(PROBLEM DETAILS): The entries below should be transcribed in their entirety, exactly as written.

[Collection entries]

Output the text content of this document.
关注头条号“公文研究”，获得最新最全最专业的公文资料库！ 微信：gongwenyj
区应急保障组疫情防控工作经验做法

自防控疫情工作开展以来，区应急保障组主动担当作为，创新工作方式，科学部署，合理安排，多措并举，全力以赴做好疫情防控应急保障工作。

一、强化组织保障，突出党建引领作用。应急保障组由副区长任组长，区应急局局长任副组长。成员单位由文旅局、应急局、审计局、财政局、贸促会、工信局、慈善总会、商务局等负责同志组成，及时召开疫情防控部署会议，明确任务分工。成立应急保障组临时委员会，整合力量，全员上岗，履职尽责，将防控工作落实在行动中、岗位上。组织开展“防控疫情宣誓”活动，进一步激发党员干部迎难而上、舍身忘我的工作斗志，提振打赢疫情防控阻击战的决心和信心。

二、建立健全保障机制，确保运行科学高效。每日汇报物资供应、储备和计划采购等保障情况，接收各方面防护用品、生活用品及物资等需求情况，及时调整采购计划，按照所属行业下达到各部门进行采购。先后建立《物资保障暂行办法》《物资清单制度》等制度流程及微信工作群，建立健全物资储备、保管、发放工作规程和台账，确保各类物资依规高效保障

(TASK RESULT):
Output the text content of this document.
关注头条号“公文研究”，获得最新最全最专业的公文资料库！ 微信：gongwenyj
区应急保障组疫情防控工作经验做法

自防控疫情工作开展以来，区应急保障组主动担当作为，创新工作方式，科学部署，合理安排，多措并举，全力以赴做好疫情防控应急保障工作。

一、强化组织保障，突出党建引领作用。应急保障组由副区长任组长，区应急局局长任副组长。成员单位由文旅局、应急局、审计局、财政局、贸促会、工信局、慈善总会、商务局等负责同志组成，及时召开疫情防控部署会议，明确任务分工。成立应急保障组临时委员会，整合力量，全员上岗，履职尽责，将防控工作落实在行动中、岗位上。组织开展“防控疫情宣誓”活动，进一步激发党员干部迎难而上、舍身忘我的工作斗志，提振打赢疫情防控阻击战的决心和信心。

二、建立健全保障机制，确保运行科学高效。每日汇报物资供应、储备和计划采购等保障情况，接收各方面防护用品、生活用品及物资等需求情况，及时调整采购计划，按照所属行业下达到各部门进行采购。先后建立《物资保障暂行办法》《物资清单制度》等制度流程及微信工作群，建立健全物资储备、保管、发放工作规程和台账，确保各类物资依规高效保障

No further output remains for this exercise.